• **TASK PROMPT**
Which lines of the material contain the string "我不能不经过别人的允许乱发"? Copy each of those lines.
+++ ENTRIES SUPPLIED +++
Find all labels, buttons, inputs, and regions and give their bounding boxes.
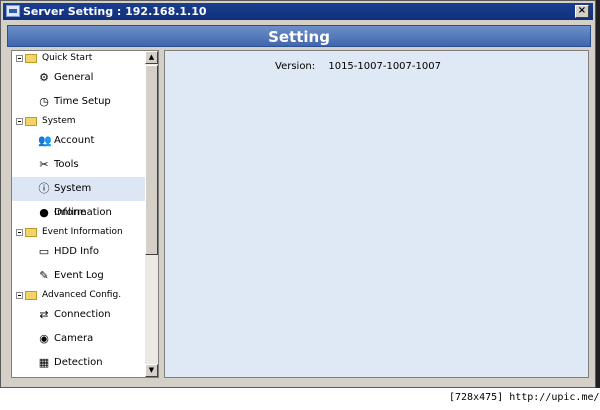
item-label: Online bbox=[54, 207, 87, 218]
item-label: Time Setup bbox=[54, 96, 111, 107]
window-title: Server Setting : 192.168.1.10 bbox=[23, 5, 207, 18]
category-label: Advanced Config. bbox=[42, 290, 122, 300]
network-icon: ⇄ bbox=[39, 308, 49, 321]
category-label: System bbox=[42, 116, 76, 126]
category-label: Quick Start bbox=[42, 53, 93, 63]
item-label: HDD Info bbox=[54, 246, 100, 257]
tree-item[interactable]: 👥 Account bbox=[12, 129, 146, 153]
hdd-icon: ▭ bbox=[38, 245, 50, 258]
settings-tree: Quick Start ⚙ General ◷ Time Setup System 👥 Acc… bbox=[11, 50, 159, 378]
app-icon bbox=[6, 5, 20, 17]
gear-icon: ⚙ bbox=[39, 71, 49, 84]
item-label: Connection bbox=[54, 309, 111, 320]
tree-category[interactable]: Quick Start bbox=[12, 51, 146, 66]
tree-item[interactable]: ⇄ Connection bbox=[12, 303, 146, 327]
tree-item[interactable]: ◉ Camera bbox=[12, 327, 146, 351]
server-setting-window: Server Setting : 192.168.1.10 × Setting … bbox=[0, 0, 596, 388]
setting-banner: Setting bbox=[7, 25, 591, 47]
scroll-up-button[interactable]: ▲ bbox=[145, 51, 158, 64]
tree-list: Quick Start ⚙ General ◷ Time Setup System 👥 Acc… bbox=[12, 51, 146, 375]
tree-scrollbar[interactable]: ▲ ▼ bbox=[145, 51, 158, 377]
folder-icon bbox=[25, 291, 37, 300]
category-label: Event Information bbox=[42, 227, 123, 237]
version-label: Version: bbox=[275, 61, 316, 72]
window-edge bbox=[596, 0, 600, 388]
tools-icon: ✂ bbox=[39, 158, 49, 171]
title-bar: Server Setting : 192.168.1.10 × bbox=[3, 3, 593, 20]
collapse-icon[interactable] bbox=[16, 292, 23, 299]
tree-item[interactable]: ⚙ General bbox=[12, 66, 146, 90]
version-row: Version: 1015-1007-1007-1007 bbox=[275, 61, 441, 72]
user-icon: ● bbox=[39, 206, 49, 219]
item-label: Tools bbox=[54, 159, 79, 170]
grid-icon: ▦ bbox=[38, 356, 50, 369]
folder-icon bbox=[25, 54, 37, 63]
log-icon: ✎ bbox=[39, 269, 49, 282]
image-footer: [728x475] http://upic.me/ bbox=[449, 392, 600, 403]
item-label: Event Log bbox=[54, 270, 104, 281]
clock-icon: ◷ bbox=[39, 95, 49, 108]
scroll-down-button[interactable]: ▼ bbox=[145, 364, 158, 377]
collapse-icon[interactable] bbox=[16, 118, 23, 125]
tree-category[interactable]: System bbox=[12, 114, 146, 129]
item-label: Account bbox=[54, 135, 95, 146]
collapse-icon[interactable] bbox=[16, 229, 23, 236]
tree-item[interactable]: ● Online bbox=[12, 201, 146, 225]
item-label: Detection bbox=[54, 357, 103, 368]
tree-category[interactable]: Event Information bbox=[12, 225, 146, 240]
users-icon: 👥 bbox=[38, 134, 52, 147]
close-button[interactable]: × bbox=[575, 5, 589, 18]
scroll-thumb[interactable] bbox=[145, 65, 158, 255]
camera-icon: ◉ bbox=[39, 332, 49, 345]
collapse-icon[interactable] bbox=[16, 55, 23, 62]
content-panel: Version: 1015-1007-1007-1007 bbox=[164, 50, 589, 378]
version-value: 1015-1007-1007-1007 bbox=[328, 61, 441, 72]
info-icon: ⓘ bbox=[38, 182, 50, 195]
folder-icon bbox=[25, 228, 37, 237]
item-label: General bbox=[54, 72, 94, 83]
tree-item[interactable]: ◷ Time Setup bbox=[12, 90, 146, 114]
item-label: Camera bbox=[54, 333, 94, 344]
tree-item[interactable]: ▦ Detection bbox=[12, 351, 146, 375]
tree-item[interactable]: ✂ Tools bbox=[12, 153, 146, 177]
tree-item[interactable]: ▭ HDD Info bbox=[12, 240, 146, 264]
tree-item[interactable]: ⓘ System Information bbox=[12, 177, 146, 218]
folder-icon bbox=[25, 117, 37, 126]
tree-category[interactable]: Advanced Config. bbox=[12, 288, 146, 303]
tree-item[interactable]: ✎ Event Log bbox=[12, 264, 146, 288]
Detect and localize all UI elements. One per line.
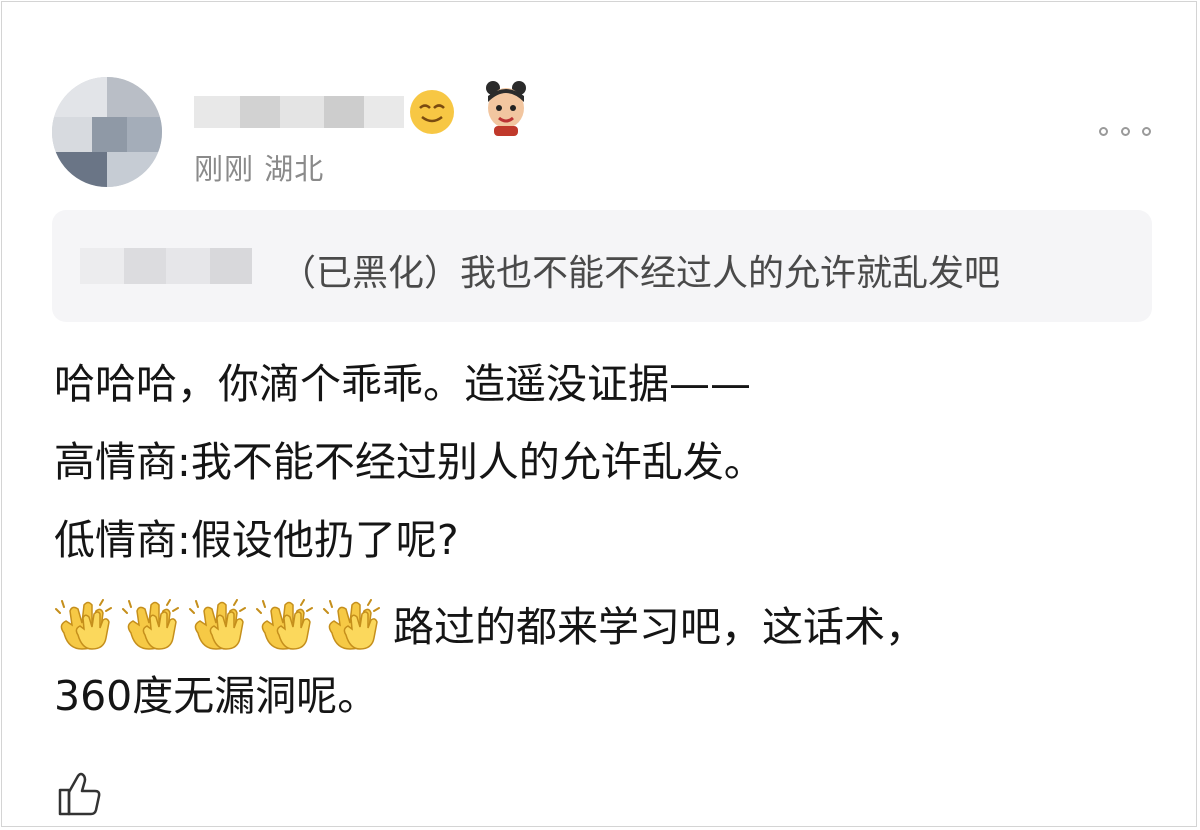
clapping-hands-icon xyxy=(256,599,313,650)
post-line-5: 360度无漏洞呢。 xyxy=(54,672,379,720)
clapping-hands-icon xyxy=(122,599,179,650)
clapping-hands-icon xyxy=(55,599,112,650)
quoted-text: （已黑化）我也不能不经过人的允许就乱发吧 xyxy=(280,253,1001,294)
post-location: 湖北 xyxy=(264,152,325,186)
avatar[interactable] xyxy=(52,77,162,187)
username-redacted xyxy=(194,92,404,132)
more-dots-icon xyxy=(1099,126,1108,136)
smiling-face-icon xyxy=(410,90,454,134)
quoted-reply[interactable]: （已黑化）我也不能不经过人的允许就乱发吧 xyxy=(52,210,1152,322)
more-button[interactable] xyxy=(1099,121,1151,141)
post-line-4: 路过的都来学习吧，这话术， xyxy=(54,588,1174,666)
post-line-4-text: 路过的都来学习吧，这话术， xyxy=(393,603,926,651)
clapping-hands-icon xyxy=(189,599,246,650)
post-line-1: 哈哈哈，你滴个乖乖。造遥没证据—— xyxy=(54,360,751,408)
cartoon-character-icon xyxy=(486,81,526,136)
post-card: 刚刚 湖北 （已黑化）我也不能不经过人的允许就乱发吧 哈哈哈，你滴个乖乖。造遥没… xyxy=(1,1,1197,827)
post-time: 刚刚 xyxy=(194,152,255,186)
post-line-3: 低情商:假设他扔了呢? xyxy=(54,516,459,564)
post-content: 哈哈哈，你滴个乖乖。造遥没证据—— 高情商:我不能不经过别人的允许乱发。 低情商… xyxy=(54,354,1174,744)
post-line-2: 高情商:我不能不经过别人的允许乱发。 xyxy=(54,438,765,486)
clapping-hands-icon xyxy=(323,599,380,650)
quoted-username-redacted xyxy=(80,248,252,284)
thumbs-up-icon[interactable] xyxy=(54,768,106,820)
post-meta: 刚刚 湖北 xyxy=(194,146,324,188)
clap-emoji-group xyxy=(54,599,389,655)
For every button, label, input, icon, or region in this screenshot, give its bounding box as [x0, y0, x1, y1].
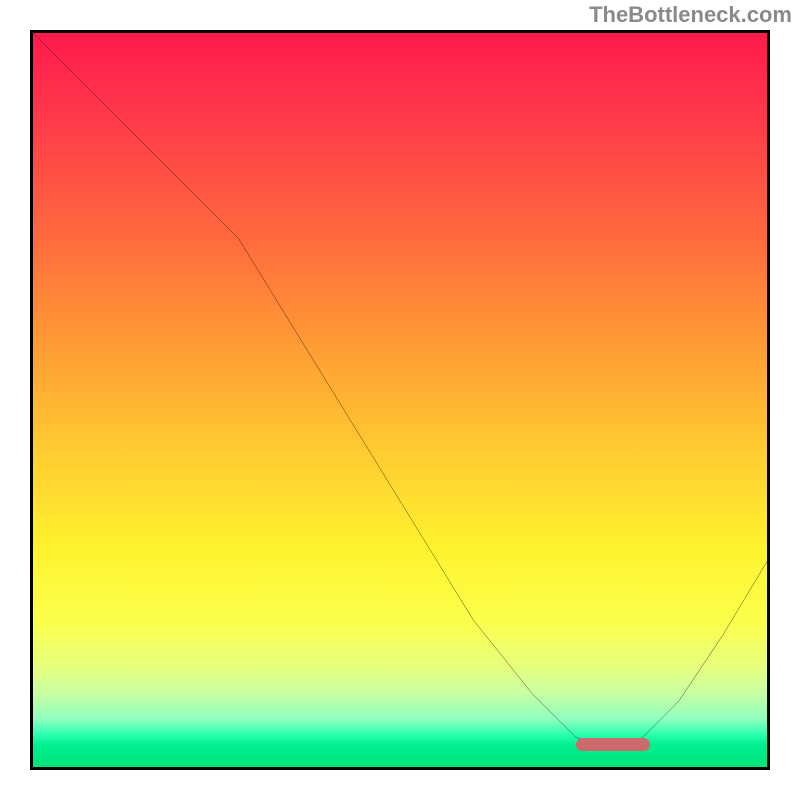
plot-area — [30, 30, 770, 770]
watermark-label: TheBottleneck.com — [589, 2, 792, 28]
chart-container: TheBottleneck.com — [0, 0, 800, 800]
bottleneck-curve — [33, 33, 767, 767]
optimal-range-marker — [576, 738, 649, 751]
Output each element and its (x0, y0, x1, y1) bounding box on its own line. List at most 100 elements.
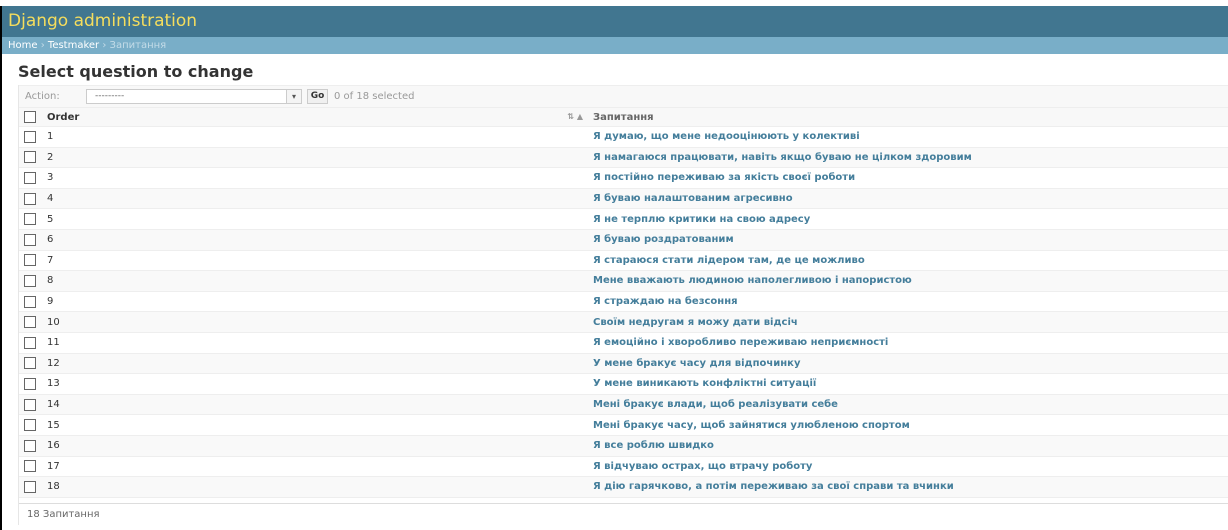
+++
• **TASK OUTPUT**
post-content: 哈哈哈，你滴个乖乖。造遥没证据—— 高情商:我不能不经过别人的允许乱发。 低情商… xyxy=(54,354,1174,744)
post-line-2: 高情商:我不能不经过别人的允许乱发。 xyxy=(54,438,765,486)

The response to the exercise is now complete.